Aim - Every line with the word "Hispanic" in it should be extracted from the data that follows.

— Start —

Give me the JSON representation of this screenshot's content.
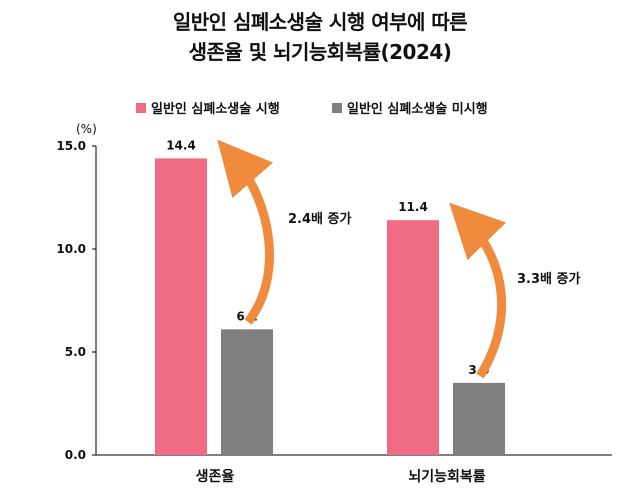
{
  "title_line1": "일반인 심폐소생술 시행 여부에 따른",
  "title_line2": "생존율 및 뇌기능회복률(2024)",
  "unit_label": "(%)",
  "colors": {
    "series1": "#f26b84",
    "series2": "#7f7f7f",
    "arrow": "#f08a3c",
    "axis": "#000000"
  },
  "chart_data": {
    "type": "bar",
    "categories": [
      "생존율",
      "뇌기능회복률"
    ],
    "series": [
      {
        "name": "일반인 심폐소생술 시행",
        "values": [
          14.4,
          11.4
        ]
      },
      {
        "name": "일반인 심폐소생술 미시행",
        "values": [
          6.1,
          3.5
        ]
      }
    ],
    "ylim": [
      0,
      15
    ],
    "yticks": [
      "0.0",
      "5.0",
      "10.0",
      "15.0"
    ],
    "data_labels": [
      [
        "14.4",
        "11.4"
      ],
      [
        "6.1",
        "3.5"
      ]
    ],
    "annotations": [
      "2.4배 증가",
      "3.3배 증가"
    ],
    "legend_position": "top",
    "grid": false
  }
}
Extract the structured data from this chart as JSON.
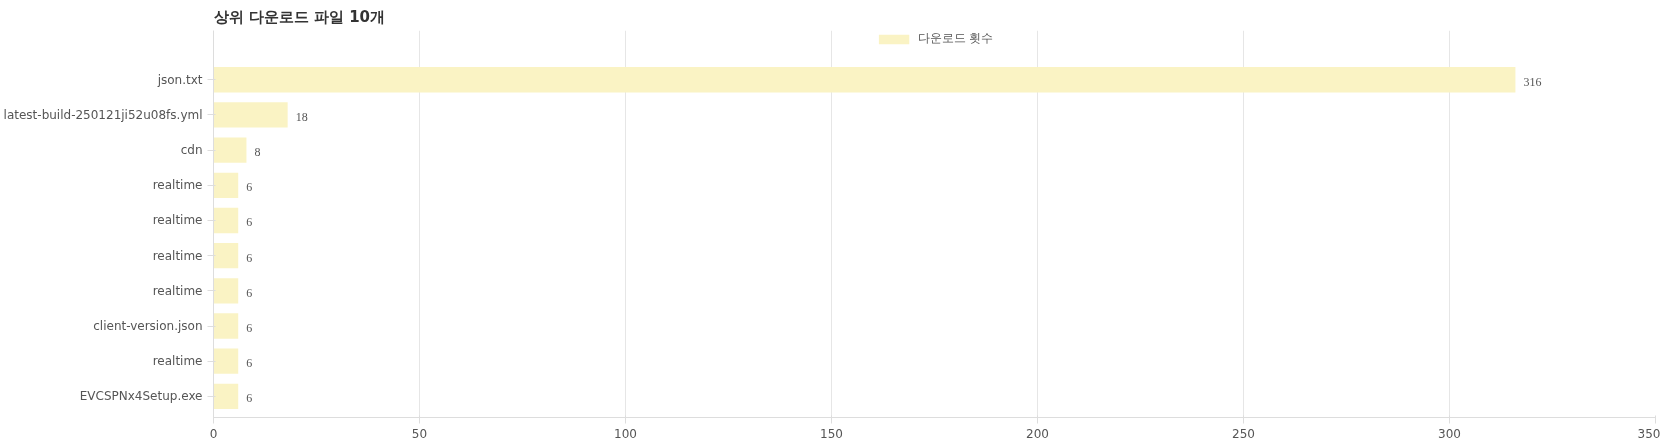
{
  "chart_data": {
    "type": "bar",
    "orientation": "horizontal",
    "title": "상위 다운로드 파일 10개",
    "categories": [
      "json.txt",
      "latest-build-250121ji52u08fs.yml",
      "cdn",
      "realtime",
      "realtime",
      "realtime",
      "realtime",
      "client-version.json",
      "realtime",
      "EVCSPNx4Setup.exe"
    ],
    "series": [
      {
        "name": "다운로드 횟수",
        "color": "#faf3c4",
        "values": [
          316,
          18,
          8,
          6,
          6,
          6,
          6,
          6,
          6,
          6
        ]
      }
    ],
    "xlim": [
      0,
      350
    ],
    "xticks": [
      0,
      50,
      100,
      150,
      200,
      250,
      300,
      350
    ],
    "grid": "x",
    "legend": "top",
    "data_labels": true
  }
}
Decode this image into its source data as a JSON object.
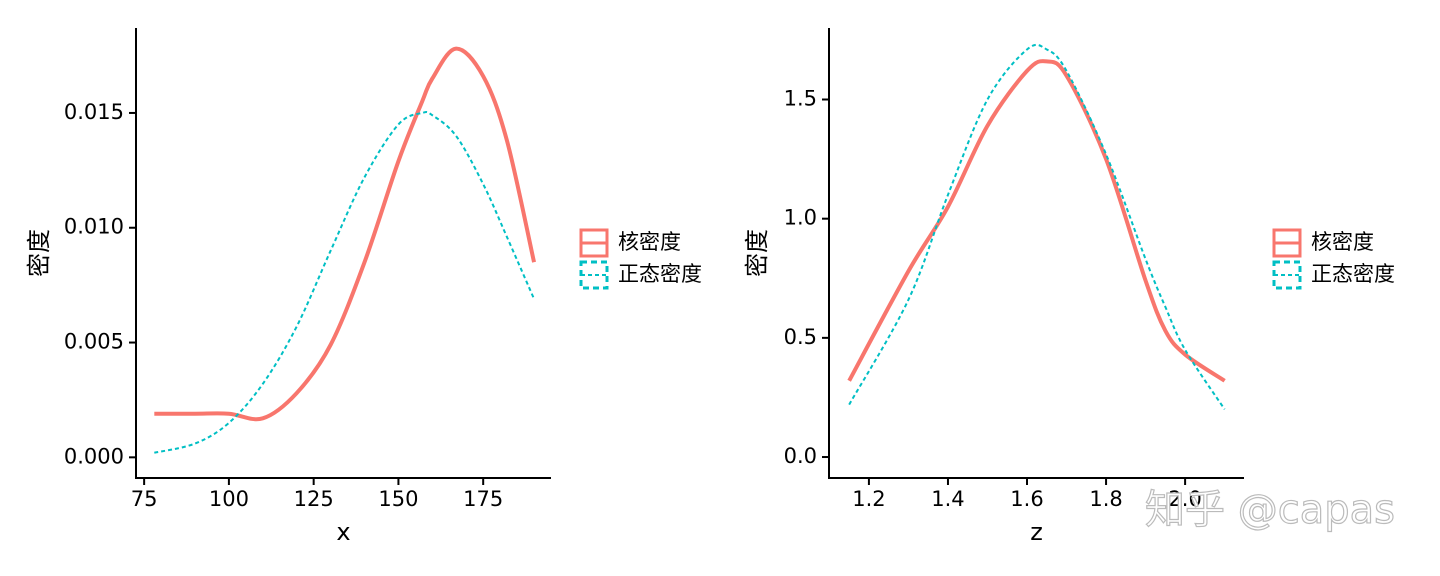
{
  "chart_data": [
    {
      "type": "line",
      "x_label": "x",
      "y_label": "密度",
      "x": [
        78,
        90,
        100,
        110,
        120,
        130,
        140,
        150,
        157,
        160,
        167,
        175,
        182,
        190
      ],
      "series": [
        {
          "name": "核密度",
          "color": "#F8766D",
          "dash": false,
          "values": [
            0.0019,
            0.0019,
            0.0019,
            0.0017,
            0.0028,
            0.0049,
            0.0085,
            0.0129,
            0.0155,
            0.0165,
            0.0178,
            0.0166,
            0.0138,
            0.0085
          ]
        },
        {
          "name": "正态密度",
          "color": "#00BFC4",
          "dash": true,
          "values": [
            0.0002,
            0.0006,
            0.0015,
            0.0032,
            0.0057,
            0.009,
            0.0122,
            0.0145,
            0.015,
            0.0149,
            0.014,
            0.0119,
            0.0096,
            0.0069
          ]
        }
      ],
      "xlim": [
        72.6,
        195
      ],
      "xticks": [
        75,
        100,
        125,
        150,
        175
      ],
      "ylim": [
        -0.0009,
        0.0187
      ],
      "yticks": [
        {
          "value": 0,
          "label": "0.000"
        },
        {
          "value": 0.005,
          "label": "0.005"
        },
        {
          "value": 0.01,
          "label": "0.010"
        },
        {
          "value": 0.015,
          "label": "0.015"
        }
      ],
      "grid": false
    },
    {
      "type": "line",
      "x_label": "z",
      "y_label": "密度",
      "x": [
        1.15,
        1.3,
        1.4,
        1.5,
        1.6,
        1.65,
        1.7,
        1.8,
        1.9,
        1.95,
        2.0,
        2.1
      ],
      "series": [
        {
          "name": "核密度",
          "color": "#F8766D",
          "dash": false,
          "values": [
            0.32,
            0.78,
            1.05,
            1.39,
            1.62,
            1.66,
            1.6,
            1.25,
            0.74,
            0.53,
            0.43,
            0.32
          ]
        },
        {
          "name": "正态密度",
          "color": "#00BFC4",
          "dash": true,
          "values": [
            0.22,
            0.66,
            1.1,
            1.5,
            1.71,
            1.71,
            1.62,
            1.27,
            0.83,
            0.63,
            0.45,
            0.2
          ]
        }
      ],
      "xlim": [
        1.099,
        2.149
      ],
      "xticks": [
        1.2,
        1.4,
        1.6,
        1.8,
        {
          "value": 2,
          "label": "2.0"
        }
      ],
      "ylim": [
        -0.088,
        1.8
      ],
      "yticks": [
        {
          "value": 0,
          "label": "0.0"
        },
        {
          "value": 0.5,
          "label": "0.5"
        },
        {
          "value": 1,
          "label": "1.0"
        },
        {
          "value": 1.5,
          "label": "1.5"
        }
      ],
      "grid": false
    }
  ],
  "watermark": "知乎 @capas"
}
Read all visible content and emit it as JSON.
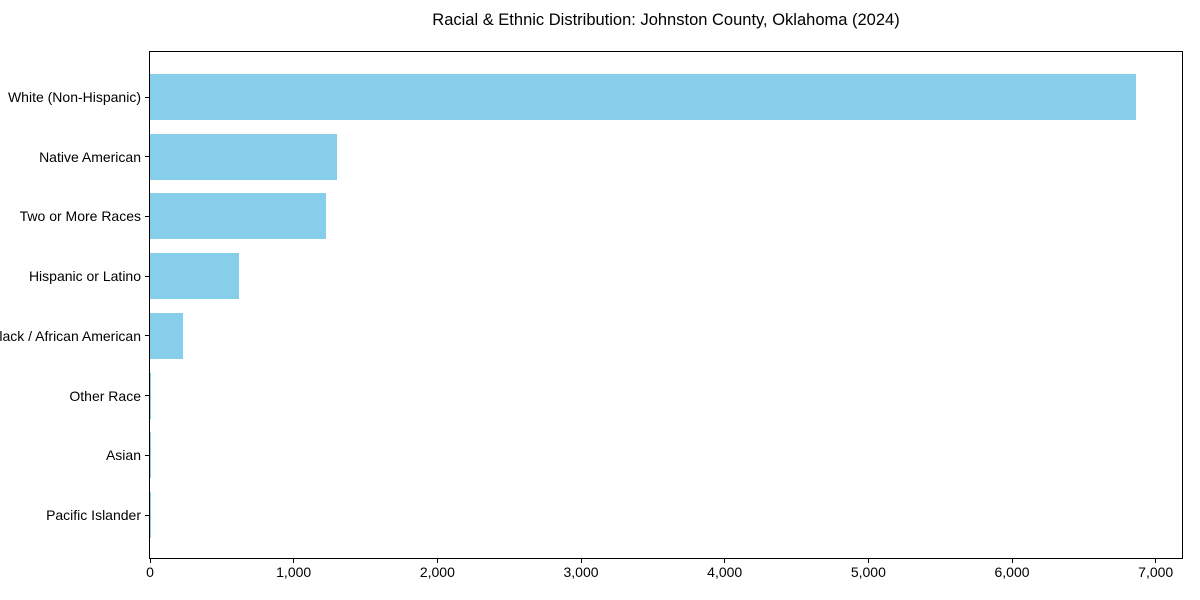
{
  "chart_data": {
    "type": "bar",
    "orientation": "horizontal",
    "title": "Racial & Ethnic Distribution: Johnston County, Oklahoma (2024)",
    "categories": [
      "White (Non-Hispanic)",
      "Native American",
      "Two or More Races",
      "Hispanic or Latino",
      "Black / African American",
      "Other Race",
      "Asian",
      "Pacific Islander"
    ],
    "values": [
      6860,
      1300,
      1225,
      620,
      230,
      8,
      4,
      2
    ],
    "xlabel": "",
    "ylabel": "",
    "xlim": [
      0,
      7183
    ],
    "x_ticks": [
      0,
      1000,
      2000,
      3000,
      4000,
      5000,
      6000,
      7000
    ],
    "x_tick_labels": [
      "0",
      "1,000",
      "2,000",
      "3,000",
      "4,000",
      "5,000",
      "6,000",
      "7,000"
    ],
    "bar_color": "#87CEEB",
    "grid": false,
    "legend": null,
    "categories_order": "top-to-bottom"
  }
}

— End —

Written solution -
      "White (Non-Hispanic)",
      "Hispanic or Latino",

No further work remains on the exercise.